Quote all of the data that follows exactly as written, skipping the images.
►
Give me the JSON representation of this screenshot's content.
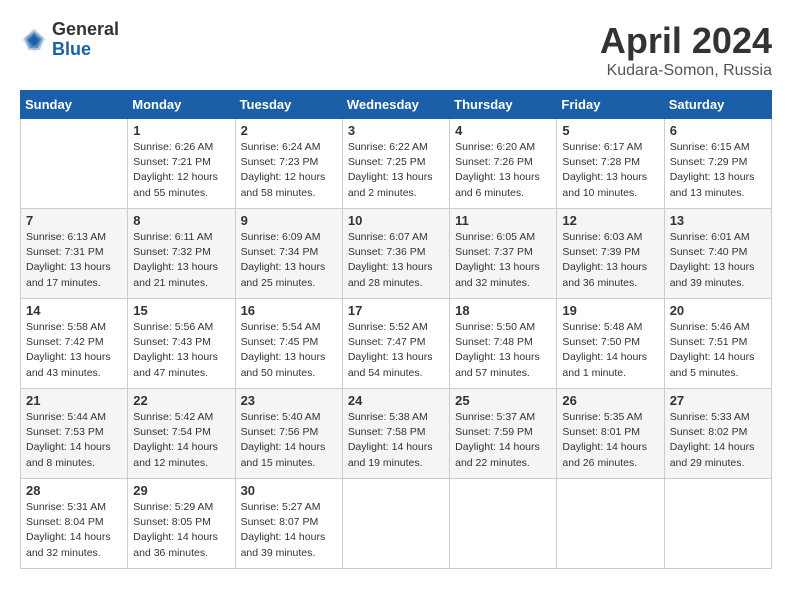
{
  "header": {
    "logo_general": "General",
    "logo_blue": "Blue",
    "title": "April 2024",
    "location": "Kudara-Somon, Russia"
  },
  "days_of_week": [
    "Sunday",
    "Monday",
    "Tuesday",
    "Wednesday",
    "Thursday",
    "Friday",
    "Saturday"
  ],
  "weeks": [
    [
      {
        "day": "",
        "info": ""
      },
      {
        "day": "1",
        "info": "Sunrise: 6:26 AM\nSunset: 7:21 PM\nDaylight: 12 hours\nand 55 minutes."
      },
      {
        "day": "2",
        "info": "Sunrise: 6:24 AM\nSunset: 7:23 PM\nDaylight: 12 hours\nand 58 minutes."
      },
      {
        "day": "3",
        "info": "Sunrise: 6:22 AM\nSunset: 7:25 PM\nDaylight: 13 hours\nand 2 minutes."
      },
      {
        "day": "4",
        "info": "Sunrise: 6:20 AM\nSunset: 7:26 PM\nDaylight: 13 hours\nand 6 minutes."
      },
      {
        "day": "5",
        "info": "Sunrise: 6:17 AM\nSunset: 7:28 PM\nDaylight: 13 hours\nand 10 minutes."
      },
      {
        "day": "6",
        "info": "Sunrise: 6:15 AM\nSunset: 7:29 PM\nDaylight: 13 hours\nand 13 minutes."
      }
    ],
    [
      {
        "day": "7",
        "info": "Sunrise: 6:13 AM\nSunset: 7:31 PM\nDaylight: 13 hours\nand 17 minutes."
      },
      {
        "day": "8",
        "info": "Sunrise: 6:11 AM\nSunset: 7:32 PM\nDaylight: 13 hours\nand 21 minutes."
      },
      {
        "day": "9",
        "info": "Sunrise: 6:09 AM\nSunset: 7:34 PM\nDaylight: 13 hours\nand 25 minutes."
      },
      {
        "day": "10",
        "info": "Sunrise: 6:07 AM\nSunset: 7:36 PM\nDaylight: 13 hours\nand 28 minutes."
      },
      {
        "day": "11",
        "info": "Sunrise: 6:05 AM\nSunset: 7:37 PM\nDaylight: 13 hours\nand 32 minutes."
      },
      {
        "day": "12",
        "info": "Sunrise: 6:03 AM\nSunset: 7:39 PM\nDaylight: 13 hours\nand 36 minutes."
      },
      {
        "day": "13",
        "info": "Sunrise: 6:01 AM\nSunset: 7:40 PM\nDaylight: 13 hours\nand 39 minutes."
      }
    ],
    [
      {
        "day": "14",
        "info": "Sunrise: 5:58 AM\nSunset: 7:42 PM\nDaylight: 13 hours\nand 43 minutes."
      },
      {
        "day": "15",
        "info": "Sunrise: 5:56 AM\nSunset: 7:43 PM\nDaylight: 13 hours\nand 47 minutes."
      },
      {
        "day": "16",
        "info": "Sunrise: 5:54 AM\nSunset: 7:45 PM\nDaylight: 13 hours\nand 50 minutes."
      },
      {
        "day": "17",
        "info": "Sunrise: 5:52 AM\nSunset: 7:47 PM\nDaylight: 13 hours\nand 54 minutes."
      },
      {
        "day": "18",
        "info": "Sunrise: 5:50 AM\nSunset: 7:48 PM\nDaylight: 13 hours\nand 57 minutes."
      },
      {
        "day": "19",
        "info": "Sunrise: 5:48 AM\nSunset: 7:50 PM\nDaylight: 14 hours\nand 1 minute."
      },
      {
        "day": "20",
        "info": "Sunrise: 5:46 AM\nSunset: 7:51 PM\nDaylight: 14 hours\nand 5 minutes."
      }
    ],
    [
      {
        "day": "21",
        "info": "Sunrise: 5:44 AM\nSunset: 7:53 PM\nDaylight: 14 hours\nand 8 minutes."
      },
      {
        "day": "22",
        "info": "Sunrise: 5:42 AM\nSunset: 7:54 PM\nDaylight: 14 hours\nand 12 minutes."
      },
      {
        "day": "23",
        "info": "Sunrise: 5:40 AM\nSunset: 7:56 PM\nDaylight: 14 hours\nand 15 minutes."
      },
      {
        "day": "24",
        "info": "Sunrise: 5:38 AM\nSunset: 7:58 PM\nDaylight: 14 hours\nand 19 minutes."
      },
      {
        "day": "25",
        "info": "Sunrise: 5:37 AM\nSunset: 7:59 PM\nDaylight: 14 hours\nand 22 minutes."
      },
      {
        "day": "26",
        "info": "Sunrise: 5:35 AM\nSunset: 8:01 PM\nDaylight: 14 hours\nand 26 minutes."
      },
      {
        "day": "27",
        "info": "Sunrise: 5:33 AM\nSunset: 8:02 PM\nDaylight: 14 hours\nand 29 minutes."
      }
    ],
    [
      {
        "day": "28",
        "info": "Sunrise: 5:31 AM\nSunset: 8:04 PM\nDaylight: 14 hours\nand 32 minutes."
      },
      {
        "day": "29",
        "info": "Sunrise: 5:29 AM\nSunset: 8:05 PM\nDaylight: 14 hours\nand 36 minutes."
      },
      {
        "day": "30",
        "info": "Sunrise: 5:27 AM\nSunset: 8:07 PM\nDaylight: 14 hours\nand 39 minutes."
      },
      {
        "day": "",
        "info": ""
      },
      {
        "day": "",
        "info": ""
      },
      {
        "day": "",
        "info": ""
      },
      {
        "day": "",
        "info": ""
      }
    ]
  ]
}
◄
● Solution below
Give me the JSON representation of this screenshot's content.
{
  "header": {
    "logo_general": "General",
    "logo_blue": "Blue",
    "title": "April 2024",
    "location": "Kudara-Somon, Russia"
  },
  "days_of_week": [
    "Sunday",
    "Monday",
    "Tuesday",
    "Wednesday",
    "Thursday",
    "Friday",
    "Saturday"
  ],
  "weeks": [
    [
      {
        "day": "",
        "info": ""
      },
      {
        "day": "1",
        "info": "Sunrise: 6:26 AM\nSunset: 7:21 PM\nDaylight: 12 hours\nand 55 minutes."
      },
      {
        "day": "2",
        "info": "Sunrise: 6:24 AM\nSunset: 7:23 PM\nDaylight: 12 hours\nand 58 minutes."
      },
      {
        "day": "3",
        "info": "Sunrise: 6:22 AM\nSunset: 7:25 PM\nDaylight: 13 hours\nand 2 minutes."
      },
      {
        "day": "4",
        "info": "Sunrise: 6:20 AM\nSunset: 7:26 PM\nDaylight: 13 hours\nand 6 minutes."
      },
      {
        "day": "5",
        "info": "Sunrise: 6:17 AM\nSunset: 7:28 PM\nDaylight: 13 hours\nand 10 minutes."
      },
      {
        "day": "6",
        "info": "Sunrise: 6:15 AM\nSunset: 7:29 PM\nDaylight: 13 hours\nand 13 minutes."
      }
    ],
    [
      {
        "day": "7",
        "info": "Sunrise: 6:13 AM\nSunset: 7:31 PM\nDaylight: 13 hours\nand 17 minutes."
      },
      {
        "day": "8",
        "info": "Sunrise: 6:11 AM\nSunset: 7:32 PM\nDaylight: 13 hours\nand 21 minutes."
      },
      {
        "day": "9",
        "info": "Sunrise: 6:09 AM\nSunset: 7:34 PM\nDaylight: 13 hours\nand 25 minutes."
      },
      {
        "day": "10",
        "info": "Sunrise: 6:07 AM\nSunset: 7:36 PM\nDaylight: 13 hours\nand 28 minutes."
      },
      {
        "day": "11",
        "info": "Sunrise: 6:05 AM\nSunset: 7:37 PM\nDaylight: 13 hours\nand 32 minutes."
      },
      {
        "day": "12",
        "info": "Sunrise: 6:03 AM\nSunset: 7:39 PM\nDaylight: 13 hours\nand 36 minutes."
      },
      {
        "day": "13",
        "info": "Sunrise: 6:01 AM\nSunset: 7:40 PM\nDaylight: 13 hours\nand 39 minutes."
      }
    ],
    [
      {
        "day": "14",
        "info": "Sunrise: 5:58 AM\nSunset: 7:42 PM\nDaylight: 13 hours\nand 43 minutes."
      },
      {
        "day": "15",
        "info": "Sunrise: 5:56 AM\nSunset: 7:43 PM\nDaylight: 13 hours\nand 47 minutes."
      },
      {
        "day": "16",
        "info": "Sunrise: 5:54 AM\nSunset: 7:45 PM\nDaylight: 13 hours\nand 50 minutes."
      },
      {
        "day": "17",
        "info": "Sunrise: 5:52 AM\nSunset: 7:47 PM\nDaylight: 13 hours\nand 54 minutes."
      },
      {
        "day": "18",
        "info": "Sunrise: 5:50 AM\nSunset: 7:48 PM\nDaylight: 13 hours\nand 57 minutes."
      },
      {
        "day": "19",
        "info": "Sunrise: 5:48 AM\nSunset: 7:50 PM\nDaylight: 14 hours\nand 1 minute."
      },
      {
        "day": "20",
        "info": "Sunrise: 5:46 AM\nSunset: 7:51 PM\nDaylight: 14 hours\nand 5 minutes."
      }
    ],
    [
      {
        "day": "21",
        "info": "Sunrise: 5:44 AM\nSunset: 7:53 PM\nDaylight: 14 hours\nand 8 minutes."
      },
      {
        "day": "22",
        "info": "Sunrise: 5:42 AM\nSunset: 7:54 PM\nDaylight: 14 hours\nand 12 minutes."
      },
      {
        "day": "23",
        "info": "Sunrise: 5:40 AM\nSunset: 7:56 PM\nDaylight: 14 hours\nand 15 minutes."
      },
      {
        "day": "24",
        "info": "Sunrise: 5:38 AM\nSunset: 7:58 PM\nDaylight: 14 hours\nand 19 minutes."
      },
      {
        "day": "25",
        "info": "Sunrise: 5:37 AM\nSunset: 7:59 PM\nDaylight: 14 hours\nand 22 minutes."
      },
      {
        "day": "26",
        "info": "Sunrise: 5:35 AM\nSunset: 8:01 PM\nDaylight: 14 hours\nand 26 minutes."
      },
      {
        "day": "27",
        "info": "Sunrise: 5:33 AM\nSunset: 8:02 PM\nDaylight: 14 hours\nand 29 minutes."
      }
    ],
    [
      {
        "day": "28",
        "info": "Sunrise: 5:31 AM\nSunset: 8:04 PM\nDaylight: 14 hours\nand 32 minutes."
      },
      {
        "day": "29",
        "info": "Sunrise: 5:29 AM\nSunset: 8:05 PM\nDaylight: 14 hours\nand 36 minutes."
      },
      {
        "day": "30",
        "info": "Sunrise: 5:27 AM\nSunset: 8:07 PM\nDaylight: 14 hours\nand 39 minutes."
      },
      {
        "day": "",
        "info": ""
      },
      {
        "day": "",
        "info": ""
      },
      {
        "day": "",
        "info": ""
      },
      {
        "day": "",
        "info": ""
      }
    ]
  ]
}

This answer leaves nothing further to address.